__Written exercise__: Restate each line of the listing exactly, without carrying over any pictures.

========================================================================

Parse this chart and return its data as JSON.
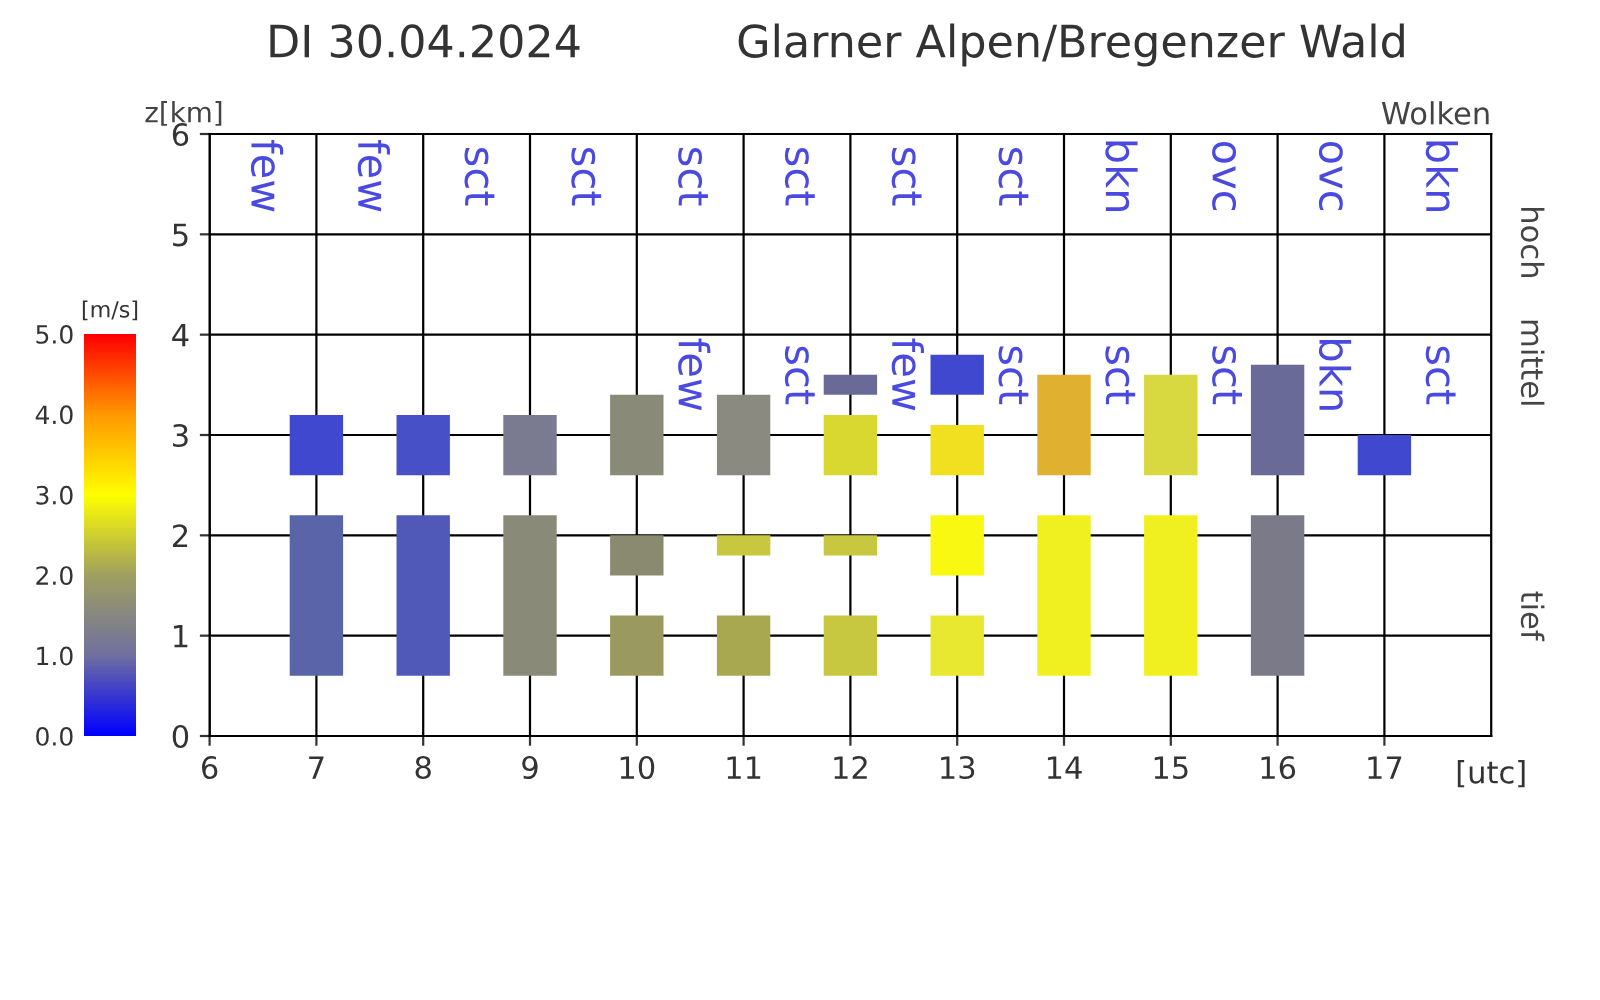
{
  "chart_data": {
    "type": "bar",
    "title": "DI 30.04.2024",
    "subtitle": "Glarner Alpen/Bregenzer Wald",
    "ylabel": "z[km]",
    "xlabel": "[utc]",
    "clabel": "[m/s]",
    "x": [
      7,
      8,
      9,
      10,
      11,
      12,
      13,
      14,
      15,
      16,
      17
    ],
    "series": [
      {
        "base": [
          0.6,
          0.6,
          0.6,
          0.6,
          0.6,
          0.6,
          0.6,
          0.6,
          0.6,
          0.6,
          null
        ],
        "values": [
          1.6,
          1.6,
          1.6,
          0.6,
          0.6,
          0.6,
          0.6,
          1.6,
          1.6,
          1.6,
          null
        ],
        "colors": [
          "#5a64a8",
          "#5058b8",
          "#8a8a78",
          "#9a9a60",
          "#a8a850",
          "#c8c840",
          "#e8e830",
          "#f0f020",
          "#f0f020",
          "#7a7a88",
          null
        ]
      },
      {
        "base": [
          null,
          null,
          null,
          1.6,
          1.8,
          1.8,
          1.6,
          null,
          null,
          null,
          null
        ],
        "values": [
          null,
          null,
          null,
          0.4,
          0.2,
          0.2,
          0.6,
          null,
          null,
          null,
          null
        ],
        "colors": [
          null,
          null,
          null,
          "#8a8a70",
          "#c8c840",
          "#c8c840",
          "#f8f810",
          null,
          null,
          null,
          null
        ]
      },
      {
        "base": [
          2.6,
          2.6,
          2.6,
          2.6,
          2.6,
          2.6,
          2.6,
          2.6,
          2.6,
          2.6,
          2.6
        ],
        "values": [
          0.6,
          0.6,
          0.6,
          0.8,
          0.8,
          0.6,
          0.5,
          1.0,
          1.0,
          1.1,
          0.4
        ],
        "colors": [
          "#4048d0",
          "#4850c8",
          "#7a7a90",
          "#8a8a78",
          "#8a8a80",
          "#d8d830",
          "#f0e020",
          "#e0b030",
          "#d8d840",
          "#6a6a98",
          "#4048d0"
        ]
      },
      {
        "base": [
          null,
          null,
          null,
          null,
          null,
          3.4,
          3.4,
          null,
          null,
          null,
          null
        ],
        "values": [
          null,
          null,
          null,
          null,
          null,
          0.2,
          0.4,
          null,
          null,
          null,
          null
        ],
        "colors": [
          null,
          null,
          null,
          null,
          null,
          "#6a6a98",
          "#4048d0",
          null,
          null,
          null,
          null
        ]
      }
    ],
    "xlim": [
      6,
      18
    ],
    "xticks": [
      6,
      7,
      8,
      9,
      10,
      11,
      12,
      13,
      14,
      15,
      16,
      17
    ],
    "ylim": [
      0,
      6
    ],
    "yticks": [
      0,
      1,
      2,
      3,
      4,
      5,
      6
    ],
    "clim": [
      0,
      5
    ],
    "cticks": [
      {
        "value": 0,
        "label": "0.0"
      },
      {
        "value": 1,
        "label": "1.0"
      },
      {
        "value": 2,
        "label": "2.0"
      },
      {
        "value": 3,
        "label": "3.0"
      },
      {
        "value": 4,
        "label": "4.0"
      },
      {
        "value": 5,
        "label": "5.0"
      }
    ],
    "grid": true,
    "annotations": [
      "Wolken",
      "hoch",
      "mittel",
      "tief",
      "few",
      "few",
      "sct",
      "sct",
      "sct",
      "sct",
      "sct",
      "sct",
      "bkn",
      "ovc",
      "ovc",
      "bkn",
      "few",
      "sct",
      "few",
      "sct",
      "sct",
      "sct",
      "bkn",
      "sct"
    ]
  }
}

========================================================================

__Output below__:
Parse this chart and return its data as JSON.
{
  "chart_data": {
    "type": "bar",
    "title": "DI 30.04.2024",
    "subtitle": "Glarner Alpen/Bregenzer Wald",
    "ylabel": "z[km]",
    "xlabel": "[utc]",
    "clabel": "[m/s]",
    "x": [
      7,
      8,
      9,
      10,
      11,
      12,
      13,
      14,
      15,
      16,
      17
    ],
    "series": [
      {
        "base": [
          0.6,
          0.6,
          0.6,
          0.6,
          0.6,
          0.6,
          0.6,
          0.6,
          0.6,
          0.6,
          null
        ],
        "values": [
          1.6,
          1.6,
          1.6,
          0.6,
          0.6,
          0.6,
          0.6,
          1.6,
          1.6,
          1.6,
          null
        ],
        "colors": [
          "#5a64a8",
          "#5058b8",
          "#8a8a78",
          "#9a9a60",
          "#a8a850",
          "#c8c840",
          "#e8e830",
          "#f0f020",
          "#f0f020",
          "#7a7a88",
          null
        ]
      },
      {
        "base": [
          null,
          null,
          null,
          1.6,
          1.8,
          1.8,
          1.6,
          null,
          null,
          null,
          null
        ],
        "values": [
          null,
          null,
          null,
          0.4,
          0.2,
          0.2,
          0.6,
          null,
          null,
          null,
          null
        ],
        "colors": [
          null,
          null,
          null,
          "#8a8a70",
          "#c8c840",
          "#c8c840",
          "#f8f810",
          null,
          null,
          null,
          null
        ]
      },
      {
        "base": [
          2.6,
          2.6,
          2.6,
          2.6,
          2.6,
          2.6,
          2.6,
          2.6,
          2.6,
          2.6,
          2.6
        ],
        "values": [
          0.6,
          0.6,
          0.6,
          0.8,
          0.8,
          0.6,
          0.5,
          1.0,
          1.0,
          1.1,
          0.4
        ],
        "colors": [
          "#4048d0",
          "#4850c8",
          "#7a7a90",
          "#8a8a78",
          "#8a8a80",
          "#d8d830",
          "#f0e020",
          "#e0b030",
          "#d8d840",
          "#6a6a98",
          "#4048d0"
        ]
      },
      {
        "base": [
          null,
          null,
          null,
          null,
          null,
          3.4,
          3.4,
          null,
          null,
          null,
          null
        ],
        "values": [
          null,
          null,
          null,
          null,
          null,
          0.2,
          0.4,
          null,
          null,
          null,
          null
        ],
        "colors": [
          null,
          null,
          null,
          null,
          null,
          "#6a6a98",
          "#4048d0",
          null,
          null,
          null,
          null
        ]
      }
    ],
    "xlim": [
      6,
      18
    ],
    "xticks": [
      6,
      7,
      8,
      9,
      10,
      11,
      12,
      13,
      14,
      15,
      16,
      17
    ],
    "ylim": [
      0,
      6
    ],
    "yticks": [
      0,
      1,
      2,
      3,
      4,
      5,
      6
    ],
    "clim": [
      0,
      5
    ],
    "cticks": [
      {
        "value": 0,
        "label": "0.0"
      },
      {
        "value": 1,
        "label": "1.0"
      },
      {
        "value": 2,
        "label": "2.0"
      },
      {
        "value": 3,
        "label": "3.0"
      },
      {
        "value": 4,
        "label": "4.0"
      },
      {
        "value": 5,
        "label": "5.0"
      }
    ],
    "grid": true,
    "annotations": [
      "Wolken",
      "hoch",
      "mittel",
      "tief",
      "few",
      "few",
      "sct",
      "sct",
      "sct",
      "sct",
      "sct",
      "sct",
      "bkn",
      "ovc",
      "ovc",
      "bkn",
      "few",
      "sct",
      "few",
      "sct",
      "sct",
      "sct",
      "bkn",
      "sct"
    ]
  }
}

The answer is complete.